AIM OF THE EXERCISE
Filter the records below and copy every line containing the word "крепления".

# Start of STORED RECORDS

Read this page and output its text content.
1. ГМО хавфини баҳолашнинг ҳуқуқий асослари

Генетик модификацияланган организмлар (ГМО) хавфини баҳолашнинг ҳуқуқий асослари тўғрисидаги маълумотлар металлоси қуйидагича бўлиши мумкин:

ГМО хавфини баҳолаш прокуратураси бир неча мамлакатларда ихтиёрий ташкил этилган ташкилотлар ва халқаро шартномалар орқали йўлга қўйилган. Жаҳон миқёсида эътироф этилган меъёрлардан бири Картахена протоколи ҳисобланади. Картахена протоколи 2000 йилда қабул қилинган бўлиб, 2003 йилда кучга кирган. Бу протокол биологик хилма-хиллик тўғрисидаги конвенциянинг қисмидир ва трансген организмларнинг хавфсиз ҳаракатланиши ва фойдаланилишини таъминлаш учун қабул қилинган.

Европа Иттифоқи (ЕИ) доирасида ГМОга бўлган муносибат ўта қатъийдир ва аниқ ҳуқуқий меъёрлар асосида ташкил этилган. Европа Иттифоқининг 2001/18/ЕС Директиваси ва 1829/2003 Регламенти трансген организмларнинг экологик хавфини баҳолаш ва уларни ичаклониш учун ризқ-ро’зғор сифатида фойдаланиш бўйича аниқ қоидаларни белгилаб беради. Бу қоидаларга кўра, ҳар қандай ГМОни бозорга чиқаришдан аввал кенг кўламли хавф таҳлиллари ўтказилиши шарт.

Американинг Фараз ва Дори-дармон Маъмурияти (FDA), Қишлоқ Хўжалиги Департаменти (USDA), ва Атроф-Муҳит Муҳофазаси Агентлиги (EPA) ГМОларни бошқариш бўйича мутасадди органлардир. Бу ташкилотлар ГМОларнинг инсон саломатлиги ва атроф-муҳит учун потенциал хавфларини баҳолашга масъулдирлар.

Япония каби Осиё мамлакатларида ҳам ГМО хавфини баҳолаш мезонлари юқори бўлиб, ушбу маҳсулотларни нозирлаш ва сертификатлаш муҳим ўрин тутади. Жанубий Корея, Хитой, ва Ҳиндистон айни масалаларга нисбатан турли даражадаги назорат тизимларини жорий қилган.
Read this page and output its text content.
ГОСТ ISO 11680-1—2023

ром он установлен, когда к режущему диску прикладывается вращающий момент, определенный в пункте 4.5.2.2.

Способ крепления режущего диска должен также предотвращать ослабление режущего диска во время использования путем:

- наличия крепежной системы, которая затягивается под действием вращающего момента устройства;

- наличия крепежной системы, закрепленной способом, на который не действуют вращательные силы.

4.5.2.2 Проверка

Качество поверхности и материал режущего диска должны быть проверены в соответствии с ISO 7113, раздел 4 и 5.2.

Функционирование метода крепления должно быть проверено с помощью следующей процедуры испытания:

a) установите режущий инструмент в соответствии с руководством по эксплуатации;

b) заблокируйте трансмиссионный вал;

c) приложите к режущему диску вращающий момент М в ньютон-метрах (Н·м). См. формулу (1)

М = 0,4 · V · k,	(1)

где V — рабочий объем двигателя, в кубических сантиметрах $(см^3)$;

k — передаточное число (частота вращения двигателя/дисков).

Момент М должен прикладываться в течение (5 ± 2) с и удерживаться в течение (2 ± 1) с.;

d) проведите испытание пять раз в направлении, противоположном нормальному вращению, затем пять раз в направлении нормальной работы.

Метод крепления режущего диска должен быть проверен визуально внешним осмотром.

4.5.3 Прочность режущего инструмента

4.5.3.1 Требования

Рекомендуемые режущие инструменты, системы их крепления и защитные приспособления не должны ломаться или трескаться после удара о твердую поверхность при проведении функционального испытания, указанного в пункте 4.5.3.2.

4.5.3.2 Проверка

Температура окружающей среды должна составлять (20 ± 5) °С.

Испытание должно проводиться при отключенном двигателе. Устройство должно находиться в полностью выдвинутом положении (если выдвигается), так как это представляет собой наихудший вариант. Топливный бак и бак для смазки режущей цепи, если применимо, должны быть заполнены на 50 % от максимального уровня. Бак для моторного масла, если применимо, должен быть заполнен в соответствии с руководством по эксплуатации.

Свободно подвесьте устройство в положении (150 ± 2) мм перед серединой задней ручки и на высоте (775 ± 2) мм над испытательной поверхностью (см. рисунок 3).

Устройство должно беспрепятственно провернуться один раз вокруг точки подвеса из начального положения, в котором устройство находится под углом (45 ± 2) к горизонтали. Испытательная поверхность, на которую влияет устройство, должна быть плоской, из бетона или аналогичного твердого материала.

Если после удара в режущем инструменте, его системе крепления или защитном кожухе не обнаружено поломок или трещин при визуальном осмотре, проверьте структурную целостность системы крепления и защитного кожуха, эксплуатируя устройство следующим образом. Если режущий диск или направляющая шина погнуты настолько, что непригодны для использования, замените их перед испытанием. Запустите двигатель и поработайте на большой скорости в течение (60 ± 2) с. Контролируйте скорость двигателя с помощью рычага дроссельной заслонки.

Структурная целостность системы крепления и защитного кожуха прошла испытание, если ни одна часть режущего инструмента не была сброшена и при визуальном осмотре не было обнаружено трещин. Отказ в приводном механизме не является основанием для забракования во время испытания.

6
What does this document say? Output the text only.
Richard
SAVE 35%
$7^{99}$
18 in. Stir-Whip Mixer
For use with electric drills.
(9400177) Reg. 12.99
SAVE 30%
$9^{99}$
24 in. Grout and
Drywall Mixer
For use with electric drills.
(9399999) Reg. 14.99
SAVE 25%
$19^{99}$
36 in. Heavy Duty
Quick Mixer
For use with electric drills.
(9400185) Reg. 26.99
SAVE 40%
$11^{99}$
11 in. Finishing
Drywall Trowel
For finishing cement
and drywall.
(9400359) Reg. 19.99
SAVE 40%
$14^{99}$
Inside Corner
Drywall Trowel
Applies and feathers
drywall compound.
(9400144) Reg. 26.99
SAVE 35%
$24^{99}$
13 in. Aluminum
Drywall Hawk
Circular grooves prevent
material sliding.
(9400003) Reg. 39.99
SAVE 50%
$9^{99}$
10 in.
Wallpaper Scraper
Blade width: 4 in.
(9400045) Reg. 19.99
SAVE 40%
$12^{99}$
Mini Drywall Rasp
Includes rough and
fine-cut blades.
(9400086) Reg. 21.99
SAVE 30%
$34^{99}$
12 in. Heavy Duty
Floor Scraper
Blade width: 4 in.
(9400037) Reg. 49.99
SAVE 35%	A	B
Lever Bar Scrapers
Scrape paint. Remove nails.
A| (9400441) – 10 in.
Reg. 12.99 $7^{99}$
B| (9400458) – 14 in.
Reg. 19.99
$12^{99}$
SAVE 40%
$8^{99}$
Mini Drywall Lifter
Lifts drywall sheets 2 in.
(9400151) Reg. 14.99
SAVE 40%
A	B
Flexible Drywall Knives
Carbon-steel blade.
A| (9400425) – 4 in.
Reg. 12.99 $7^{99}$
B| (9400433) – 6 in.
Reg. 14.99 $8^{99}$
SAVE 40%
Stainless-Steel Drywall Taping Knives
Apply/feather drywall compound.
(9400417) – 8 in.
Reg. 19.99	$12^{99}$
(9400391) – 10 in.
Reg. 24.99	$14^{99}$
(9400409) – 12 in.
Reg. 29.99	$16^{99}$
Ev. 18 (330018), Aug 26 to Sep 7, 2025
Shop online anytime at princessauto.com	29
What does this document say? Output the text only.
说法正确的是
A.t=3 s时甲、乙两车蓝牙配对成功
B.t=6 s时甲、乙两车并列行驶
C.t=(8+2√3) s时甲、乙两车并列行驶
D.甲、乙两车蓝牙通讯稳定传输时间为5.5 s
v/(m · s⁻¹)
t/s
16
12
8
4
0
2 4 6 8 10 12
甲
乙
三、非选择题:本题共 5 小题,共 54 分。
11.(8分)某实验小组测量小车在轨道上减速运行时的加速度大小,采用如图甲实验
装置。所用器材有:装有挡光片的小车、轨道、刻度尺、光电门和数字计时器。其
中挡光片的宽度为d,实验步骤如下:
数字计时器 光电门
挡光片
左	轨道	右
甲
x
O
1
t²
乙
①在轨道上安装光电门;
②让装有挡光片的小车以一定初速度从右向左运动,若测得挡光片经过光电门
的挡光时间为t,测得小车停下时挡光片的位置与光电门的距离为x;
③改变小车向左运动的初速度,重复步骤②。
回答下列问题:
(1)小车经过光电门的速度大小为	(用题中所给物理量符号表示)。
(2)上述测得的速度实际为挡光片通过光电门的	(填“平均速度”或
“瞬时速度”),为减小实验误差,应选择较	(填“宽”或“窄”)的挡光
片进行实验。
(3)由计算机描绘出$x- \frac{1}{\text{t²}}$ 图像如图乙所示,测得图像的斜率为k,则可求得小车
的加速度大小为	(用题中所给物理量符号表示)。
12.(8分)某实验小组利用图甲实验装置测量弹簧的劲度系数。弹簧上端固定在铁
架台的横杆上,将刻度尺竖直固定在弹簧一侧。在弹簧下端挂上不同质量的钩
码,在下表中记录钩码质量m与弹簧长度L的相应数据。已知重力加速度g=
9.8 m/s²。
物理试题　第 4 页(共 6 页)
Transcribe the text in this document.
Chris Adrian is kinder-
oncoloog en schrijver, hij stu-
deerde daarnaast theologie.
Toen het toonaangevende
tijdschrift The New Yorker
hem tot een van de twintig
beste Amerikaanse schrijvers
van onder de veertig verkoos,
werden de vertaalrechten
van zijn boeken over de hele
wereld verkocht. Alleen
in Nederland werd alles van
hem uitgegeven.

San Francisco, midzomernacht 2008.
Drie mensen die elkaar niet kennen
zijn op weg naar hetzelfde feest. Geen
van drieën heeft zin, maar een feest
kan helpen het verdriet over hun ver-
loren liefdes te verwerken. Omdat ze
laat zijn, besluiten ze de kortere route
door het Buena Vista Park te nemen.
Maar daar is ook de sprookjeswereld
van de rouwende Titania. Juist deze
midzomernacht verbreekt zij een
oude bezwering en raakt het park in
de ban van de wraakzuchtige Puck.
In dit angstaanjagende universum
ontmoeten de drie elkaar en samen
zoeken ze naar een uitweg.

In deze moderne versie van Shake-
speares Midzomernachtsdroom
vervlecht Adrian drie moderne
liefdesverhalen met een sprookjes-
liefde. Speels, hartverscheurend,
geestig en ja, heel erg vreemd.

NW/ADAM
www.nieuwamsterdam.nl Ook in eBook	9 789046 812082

# End of STORED RECORDS

RESULT OF THE EXERCISE
Способ крепления режущего диска должен также предотвращать ослабление режущего диска во время использования путем:
Функционирование метода крепления должно быть проверено с помощью следующей процедуры испытания:
Метод крепления режущего диска должен быть проверен визуально внешним осмотром.
Рекомендуемые режущие инструменты, системы их крепления и защитные приспособления не должны ломаться или трескаться после удара о твердую поверхность при проведении функционального испытания, указанного в пункте 4.5.3.2.
Если после удара в режущем инструменте, его системе крепления или защитном кожухе не обнаружено поломок или трещин при визуальном осмотре, проверьте структурную целостность системы крепления и защитного кожуха, эксплуатируя устройство следующим образом. Если режущий диск или направляющая шина погнуты настолько, что непригодны для использования, замените их перед испытанием. Запустите двигатель и поработайте на большой скорости в течение (60 ± 2) с. Контролируйте скорость двигателя с помощью рычага дроссельной заслонки.
Структурная целостность системы крепления и защитного кожуха прошла испытание, если ни одна часть режущего инструмента не была сброшена и при визуальном осмотре не было обнаружено трещин. Отказ в приводном механизме не является основанием для забракования во время испытания.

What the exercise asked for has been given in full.